Take every line where the string "type" appears and copy it.

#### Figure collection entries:
__________
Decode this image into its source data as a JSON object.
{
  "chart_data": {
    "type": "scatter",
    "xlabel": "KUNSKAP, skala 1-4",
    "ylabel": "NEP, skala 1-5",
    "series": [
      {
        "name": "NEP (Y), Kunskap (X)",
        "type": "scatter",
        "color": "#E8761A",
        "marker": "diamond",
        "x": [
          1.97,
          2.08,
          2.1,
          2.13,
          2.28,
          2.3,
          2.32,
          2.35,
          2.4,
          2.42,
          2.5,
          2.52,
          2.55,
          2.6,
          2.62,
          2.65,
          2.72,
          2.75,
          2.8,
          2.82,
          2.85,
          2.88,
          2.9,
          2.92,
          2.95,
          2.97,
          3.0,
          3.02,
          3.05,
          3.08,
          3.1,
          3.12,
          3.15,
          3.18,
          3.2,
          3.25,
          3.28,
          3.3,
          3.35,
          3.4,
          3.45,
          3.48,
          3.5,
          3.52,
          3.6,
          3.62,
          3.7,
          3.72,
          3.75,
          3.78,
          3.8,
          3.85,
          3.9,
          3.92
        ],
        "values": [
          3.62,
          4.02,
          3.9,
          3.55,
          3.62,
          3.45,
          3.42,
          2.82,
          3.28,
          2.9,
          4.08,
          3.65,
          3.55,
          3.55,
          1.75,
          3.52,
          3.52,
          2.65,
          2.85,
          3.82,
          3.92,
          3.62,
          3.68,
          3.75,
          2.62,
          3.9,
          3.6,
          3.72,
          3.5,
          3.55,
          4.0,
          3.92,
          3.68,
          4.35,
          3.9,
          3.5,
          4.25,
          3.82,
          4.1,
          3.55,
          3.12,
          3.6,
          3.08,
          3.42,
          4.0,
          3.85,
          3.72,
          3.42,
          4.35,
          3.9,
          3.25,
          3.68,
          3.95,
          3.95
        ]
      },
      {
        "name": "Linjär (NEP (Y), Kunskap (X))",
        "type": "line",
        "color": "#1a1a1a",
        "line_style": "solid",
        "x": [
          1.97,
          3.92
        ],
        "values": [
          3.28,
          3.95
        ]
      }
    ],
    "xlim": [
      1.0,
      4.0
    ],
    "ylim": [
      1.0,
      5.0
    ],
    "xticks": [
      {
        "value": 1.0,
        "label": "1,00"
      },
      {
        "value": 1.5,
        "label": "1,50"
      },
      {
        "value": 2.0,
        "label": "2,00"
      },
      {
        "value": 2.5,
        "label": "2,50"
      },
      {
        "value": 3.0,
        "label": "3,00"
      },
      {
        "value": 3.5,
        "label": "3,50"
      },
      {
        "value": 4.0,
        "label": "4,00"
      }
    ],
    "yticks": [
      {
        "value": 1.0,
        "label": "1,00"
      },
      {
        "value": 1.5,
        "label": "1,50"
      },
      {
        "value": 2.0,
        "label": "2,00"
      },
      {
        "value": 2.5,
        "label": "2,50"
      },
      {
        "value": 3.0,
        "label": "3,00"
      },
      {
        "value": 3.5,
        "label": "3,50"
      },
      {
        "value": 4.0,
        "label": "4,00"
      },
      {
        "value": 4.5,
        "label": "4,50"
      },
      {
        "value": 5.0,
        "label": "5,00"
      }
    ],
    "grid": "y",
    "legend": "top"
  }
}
__________
#### RESULT FOR THIS EXERCISE:
    "type": "scatter",
        "type": "scatter",
        "type": "line",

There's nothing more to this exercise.